● **Input**
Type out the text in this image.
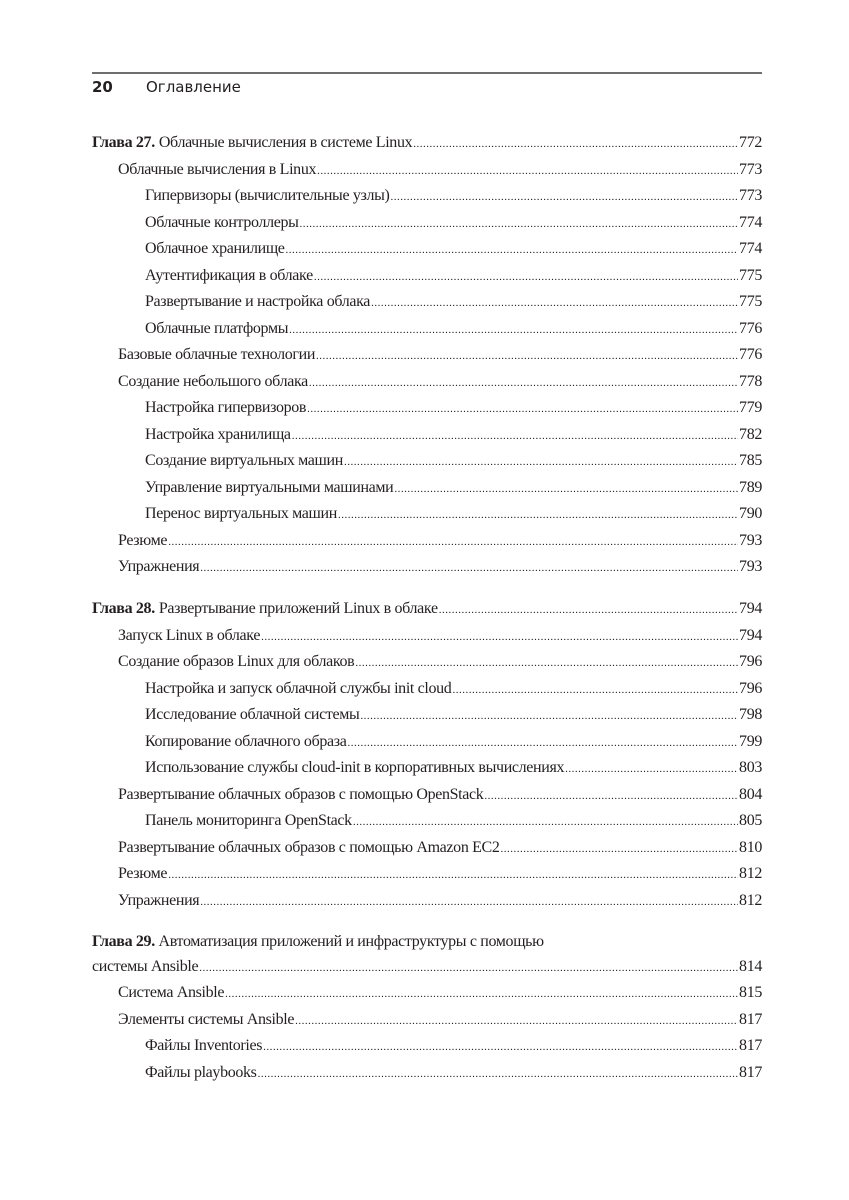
20 Оглавление
Глава 27. Облачные вычисления в системе Linux .....	772
Облачные вычисления в Linux .....	773
Гипервизоры (вычислительные узлы) .....	773
Облачные контроллеры .....	774
Облачное хранилище .....	774
Аутентификация в облаке .....	775
Развертывание и настройка облака .....	775
Облачные платформы .....	776
Базовые облачные технологии .....	776
Создание небольшого облака .....	778
Настройка гипервизоров .....	779
Настройка хранилища .....	782
Создание виртуальных машин .....	785
Управление виртуальными машинами .....	789
Перенос виртуальных машин .....	790
Резюме .....	793
Упражнения .....	793
Глава 28. Развертывание приложений Linux в облаке .....	794
Запуск Linux в облаке .....	794
Создание образов Linux для облаков .....	796
Настройка и запуск облачной службы init cloud .....	796
Исследование облачной системы .....	798
Копирование облачного образа .....	799
Использование службы cloud-init в корпоративных вычислениях .....	803
Развертывание облачных образов с помощью OpenStack .....	804
Панель мониторинга OpenStack .....	805
Развертывание облачных образов с помощью Amazon EC2 .....	810
Резюме .....	812
Упражнения .....	812
Глава 29. Автоматизация приложений и инфраструктуры с помощью
системы Ansible .....	814
Система Ansible .....	815
Элементы системы Ansible .....	817
Файлы Inventories .....	817
Файлы playbooks .....	817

● **Goal**
Quote the material in full and exactly; do not carry over its pictures.

● **Complete output**
Type out the text in this image.
20 Оглавление
Глава 27. Облачные вычисления в системе Linux .....	772
Облачные вычисления в Linux .....	773
Гипервизоры (вычислительные узлы) .....	773
Облачные контроллеры .....	774
Облачное хранилище .....	774
Аутентификация в облаке .....	775
Развертывание и настройка облака .....	775
Облачные платформы .....	776
Базовые облачные технологии .....	776
Создание небольшого облака .....	778
Настройка гипервизоров .....	779
Настройка хранилища .....	782
Создание виртуальных машин .....	785
Управление виртуальными машинами .....	789
Перенос виртуальных машин .....	790
Резюме .....	793
Упражнения .....	793
Глава 28. Развертывание приложений Linux в облаке .....	794
Запуск Linux в облаке .....	794
Создание образов Linux для облаков .....	796
Настройка и запуск облачной службы init cloud .....	796
Исследование облачной системы .....	798
Копирование облачного образа .....	799
Использование службы cloud-init в корпоративных вычислениях .....	803
Развертывание облачных образов с помощью OpenStack .....	804
Панель мониторинга OpenStack .....	805
Развертывание облачных образов с помощью Amazon EC2 .....	810
Резюме .....	812
Упражнения .....	812
Глава 29. Автоматизация приложений и инфраструктуры с помощью
системы Ansible .....	814
Система Ansible .....	815
Элементы системы Ansible .....	817
Файлы Inventories .....	817
Файлы playbooks .....	817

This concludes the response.